### Exercise prompt
Scan the records for the string "一层四合院建筑施工设计图"; copy each line where it occurs.

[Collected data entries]
----------------------------------------
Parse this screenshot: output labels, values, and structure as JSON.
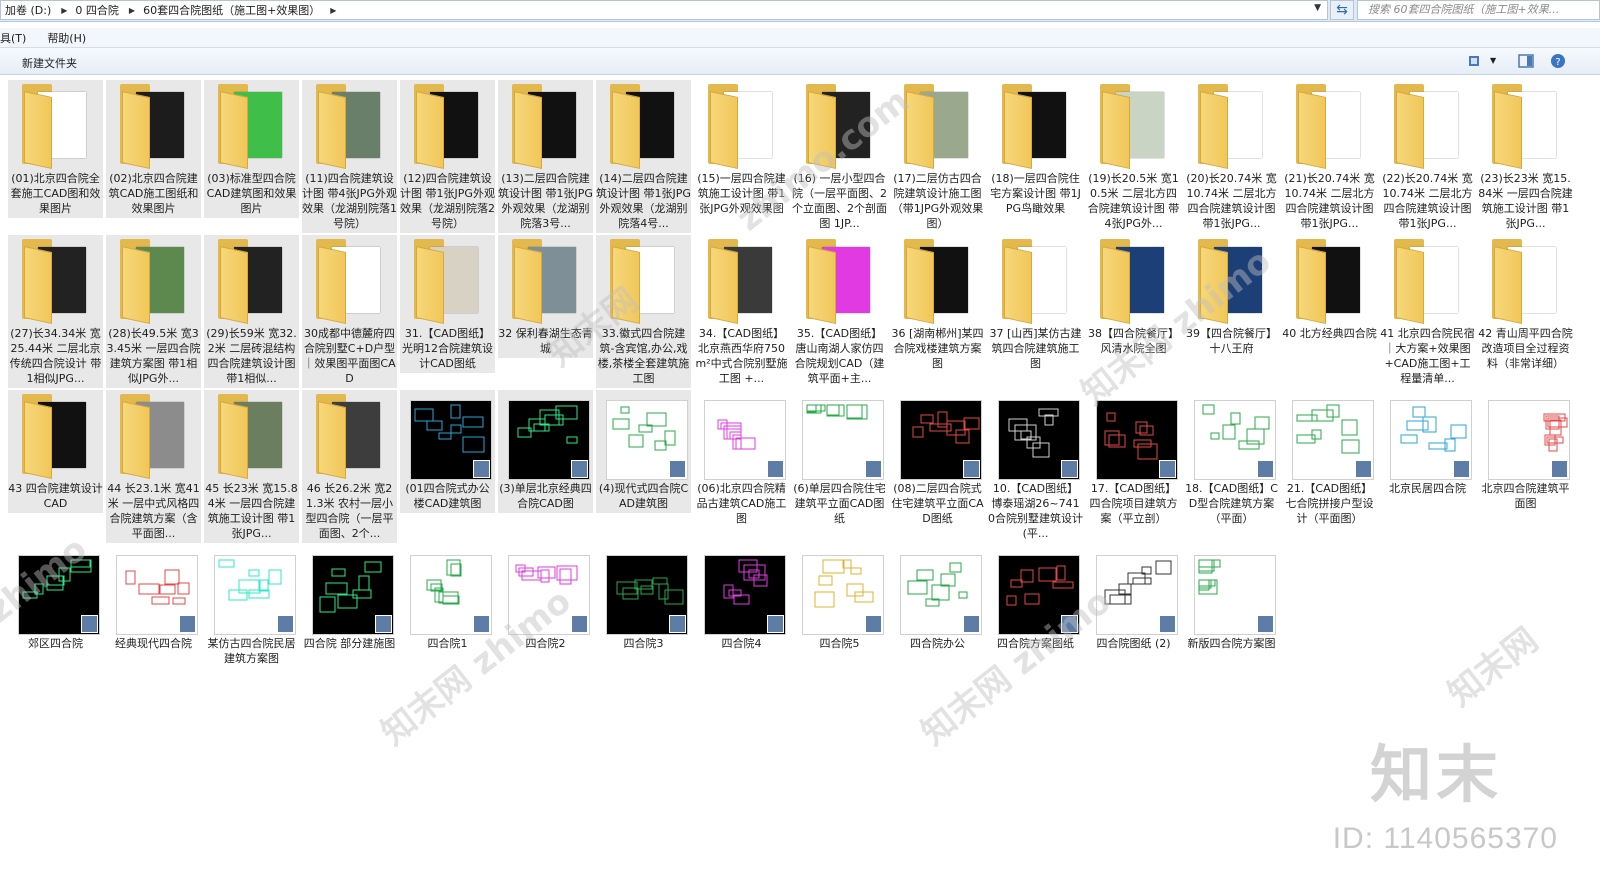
{
  "address": {
    "crumbs": [
      "加卷 (D:)",
      "0 四合院",
      "60套四合院图纸（施工图+效果图）"
    ],
    "search_placeholder": "搜索 60套四合院图纸（施工图+效果..."
  },
  "menu": [
    "具(T)",
    "帮助(H)"
  ],
  "toolbar": {
    "new_folder": "新建文件夹"
  },
  "items": [
    {
      "label": "(01)北京四合院全套施工CAD图和效果图片",
      "kind": "folder",
      "paper": "#ffffff",
      "sel": true
    },
    {
      "label": "(02)北京四合院建筑CAD施工图纸和效果图片",
      "kind": "folder",
      "paper": "#1c1c1c",
      "sel": true
    },
    {
      "label": "(03)标准型四合院CAD建筑图和效果图片",
      "kind": "folder",
      "paper": "#3fbf4a",
      "sel": true
    },
    {
      "label": "(11)四合院建筑设计图 带4张JPG外观效果（龙湖别院落1号院）",
      "kind": "folder",
      "paper": "#6a7f6a",
      "sel": true
    },
    {
      "label": "(12)四合院建筑设计图 带1张JPG外观效果（龙湖别院落2号院）",
      "kind": "folder",
      "paper": "#111111",
      "sel": true
    },
    {
      "label": "(13)二层四合院建筑设计图 带1张JPG外观效果（龙湖别院落3号...",
      "kind": "folder",
      "paper": "#111111",
      "sel": true
    },
    {
      "label": "(14)二层四合院建筑设计图 带1张JPG外观效果（龙湖别院落4号...",
      "kind": "folder",
      "paper": "#111111",
      "sel": true
    },
    {
      "label": "(15)一层四合院建筑施工设计图 带1张JPG外观效果图",
      "kind": "folder",
      "paper": "#ffffff",
      "sel": false
    },
    {
      "label": "(16) 一层小型四合院（一层平面图、2个立面图、2个剖面图 1JP...",
      "kind": "folder",
      "paper": "#222222",
      "sel": false
    },
    {
      "label": "(17)二层仿古四合院建筑设计施工图（带1JPG外观效果图）",
      "kind": "folder",
      "paper": "#9aa88e",
      "sel": false
    },
    {
      "label": "(18)一层四合院住宅方案设计图 带1JPG鸟瞰效果",
      "kind": "folder",
      "paper": "#111111",
      "sel": false
    },
    {
      "label": "(19)长20.5米 宽10.5米 二层北方四合院建筑设计图 带4张JPG外...",
      "kind": "folder",
      "paper": "#c9d4c4",
      "sel": false
    },
    {
      "label": "(20)长20.74米 宽10.74米 二层北方四合院建筑设计图 带1张JPG...",
      "kind": "folder",
      "paper": "#ffffff",
      "sel": false
    },
    {
      "label": "(21)长20.74米 宽10.74米 二层北方四合院建筑设计图 带1张JPG...",
      "kind": "folder",
      "paper": "#ffffff",
      "sel": false
    },
    {
      "label": "(22)长20.74米 宽10.74米 二层北方四合院建筑设计图 带1张JPG...",
      "kind": "folder",
      "paper": "#ffffff",
      "sel": false
    },
    {
      "label": "(23)长23米 宽15.84米 一层四合院建筑施工设计图 带1张JPG...",
      "kind": "folder",
      "paper": "#ffffff",
      "sel": false
    },
    {
      "label": "(27)长34.34米 宽25.44米 二层北京传统四合院设计 带1相似JPG...",
      "kind": "folder",
      "paper": "#222222",
      "sel": true
    },
    {
      "label": "(28)长49.5米 宽33.45米 一层四合院建筑方案图 带1相似JPG外...",
      "kind": "folder",
      "paper": "#5c8a4e",
      "sel": true
    },
    {
      "label": "(29)长59米 宽32.2米 二层砖混结构四合院建筑设计图 带1相似...",
      "kind": "folder",
      "paper": "#222222",
      "sel": true
    },
    {
      "label": "30成都中德麓府四合院别墅C+D户型｜效果图平面图CAD",
      "kind": "folder",
      "paper": "#ffffff",
      "sel": true
    },
    {
      "label": "31.【CAD图纸】光明12合院建筑设计CAD图纸",
      "kind": "folder",
      "paper": "#d8d2c4",
      "sel": true
    },
    {
      "label": "32 保利春湖生态青城",
      "kind": "folder",
      "paper": "#7f8f97",
      "sel": true
    },
    {
      "label": "33.徽式四合院建筑-含宾馆,办公,戏楼,茶楼全套建筑施工图",
      "kind": "folder",
      "paper": "#ffffff",
      "sel": true
    },
    {
      "label": "34.【CAD图纸】北京燕西华府750m²中式合院别墅施工图 +...",
      "kind": "folder",
      "paper": "#3a3a3a",
      "sel": false
    },
    {
      "label": "35.【CAD图纸】唐山南湖人家仿四合院规划CAD（建筑平面+主...",
      "kind": "folder",
      "paper": "#e23ae2",
      "sel": false
    },
    {
      "label": "36 [湖南郴州]某四合院戏楼建筑方案图",
      "kind": "folder",
      "paper": "#111111",
      "sel": false
    },
    {
      "label": "37 [山西]某仿古建筑四合院建筑施工图",
      "kind": "folder",
      "paper": "#ffffff",
      "sel": false
    },
    {
      "label": "38【四合院餐厅】风清水院全图",
      "kind": "folder",
      "paper": "#1d3f77",
      "sel": false
    },
    {
      "label": "39【四合院餐厅】十八王府",
      "kind": "folder",
      "paper": "#1d3f77",
      "sel": false
    },
    {
      "label": "40 北方经典四合院",
      "kind": "folder",
      "paper": "#111111",
      "sel": false
    },
    {
      "label": "41 北京四合院民宿｜大方案+效果图+CAD施工图+工程量清单...",
      "kind": "folder",
      "paper": "#ffffff",
      "sel": false
    },
    {
      "label": "42 青山周平四合院改造项目全过程资料（非常详细）",
      "kind": "folder",
      "paper": "#ffffff",
      "sel": false
    },
    {
      "label": "43 四合院建筑设计 CAD",
      "kind": "folder",
      "paper": "#111111",
      "sel": true
    },
    {
      "label": "44 长23.1米 宽41米 一层中式风格四合院建筑方案（含平面图...",
      "kind": "folder",
      "paper": "#8c8c8c",
      "sel": true
    },
    {
      "label": "45 长23米 宽15.84米 一层四合院建筑施工设计图 带1张JPG...",
      "kind": "folder",
      "paper": "#6b7f60",
      "sel": true
    },
    {
      "label": "46 长26.2米 宽21.3米 农村一层小型四合院（一层平面图、2个...",
      "kind": "folder",
      "paper": "#3d3d3d",
      "sel": true
    },
    {
      "label": "(01四合院式办公楼CAD建筑图",
      "kind": "cad",
      "bg": "#000000",
      "ink": "#2aa6d8",
      "sel": true
    },
    {
      "label": "(3)单层北京经典四合院CAD图",
      "kind": "cad",
      "bg": "#000000",
      "ink": "#2ee88a",
      "sel": true
    },
    {
      "label": "(4)现代式四合院CAD建筑图",
      "kind": "cad",
      "bg": "#ffffff",
      "ink": "#2aa84a",
      "sel": true
    },
    {
      "label": "(06)北京四合院精品古建筑CAD施工图",
      "kind": "cad",
      "bg": "#ffffff",
      "ink": "#e23ae2",
      "sel": false
    },
    {
      "label": "(6)单层四合院住宅建筑平立面CAD图纸",
      "kind": "cad",
      "bg": "#ffffff",
      "ink": "#2aa84a",
      "sel": false
    },
    {
      "label": "(08)二层四合院式住宅建筑平立面CAD图纸",
      "kind": "cad",
      "bg": "#000000",
      "ink": "#e04848",
      "sel": false
    },
    {
      "label": "10.【CAD图纸】博泰瑶湖26~7410合院别墅建筑设计(平...",
      "kind": "cad",
      "bg": "#000000",
      "ink": "#cfcfcf",
      "sel": false
    },
    {
      "label": "17.【CAD图纸】四合院项目建筑方案（平立剖）",
      "kind": "cad",
      "bg": "#000000",
      "ink": "#e04848",
      "sel": false
    },
    {
      "label": "18.【CAD图纸】CD型合院建筑方案（平面）",
      "kind": "cad",
      "bg": "#ffffff",
      "ink": "#2aa84a",
      "sel": false
    },
    {
      "label": "21.【CAD图纸】七合院拼接户型设计（平面图）",
      "kind": "cad",
      "bg": "#ffffff",
      "ink": "#2aa84a",
      "sel": false
    },
    {
      "label": "北京民居四合院",
      "kind": "cad",
      "bg": "#ffffff",
      "ink": "#2aa6d8",
      "sel": false
    },
    {
      "label": "北京四合院建筑平面图",
      "kind": "cad",
      "bg": "#ffffff",
      "ink": "#e04848",
      "sel": false
    },
    {
      "label": "郊区四合院",
      "kind": "cad",
      "bg": "#000000",
      "ink": "#2ee88a",
      "sel": false
    },
    {
      "label": "经典现代四合院",
      "kind": "cad",
      "bg": "#ffffff",
      "ink": "#e04848",
      "sel": false
    },
    {
      "label": "某仿古四合院民居建筑方案图",
      "kind": "cad",
      "bg": "#ffffff",
      "ink": "#2ee8c8",
      "sel": false
    },
    {
      "label": "四合院 部分建施图",
      "kind": "cad",
      "bg": "#000000",
      "ink": "#2ee88a",
      "sel": false
    },
    {
      "label": "四合院1",
      "kind": "cad",
      "bg": "#ffffff",
      "ink": "#2aa84a",
      "sel": false
    },
    {
      "label": "四合院2",
      "kind": "cad",
      "bg": "#ffffff",
      "ink": "#e23ae2",
      "sel": false
    },
    {
      "label": "四合院3",
      "kind": "cad",
      "bg": "#000000",
      "ink": "#2aa84a",
      "sel": false
    },
    {
      "label": "四合院4",
      "kind": "cad",
      "bg": "#000000",
      "ink": "#e23ae2",
      "sel": false
    },
    {
      "label": "四合院5",
      "kind": "cad",
      "bg": "#ffffff",
      "ink": "#e0b030",
      "sel": false
    },
    {
      "label": "四合院办公",
      "kind": "cad",
      "bg": "#ffffff",
      "ink": "#2aa84a",
      "sel": false
    },
    {
      "label": "四合院方案图纸",
      "kind": "cad",
      "bg": "#000000",
      "ink": "#e04848",
      "sel": false
    },
    {
      "label": "四合院图纸 (2)",
      "kind": "cad",
      "bg": "#ffffff",
      "ink": "#333333",
      "sel": false
    },
    {
      "label": "新版四合院方案图",
      "kind": "cad",
      "bg": "#ffffff",
      "ink": "#2aa84a",
      "sel": false
    }
  ],
  "watermark": {
    "logo": "知末",
    "id": "ID: 1140565370"
  },
  "colors": {
    "folder": "#f1c75a",
    "selection": "#e8e8e8",
    "chrome": "#dfe9f5"
  }
}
----------------------------------------
### Result
      "label": "(15)一层四合院建筑施工设计图 带1张JPG外观效果图",
      "label": "(23)长23米 宽15.84米 一层四合院建筑施工设计图 带1张JPG...",
      "label": "45 长23米 宽15.84米 一层四合院建筑施工设计图 带1张JPG...",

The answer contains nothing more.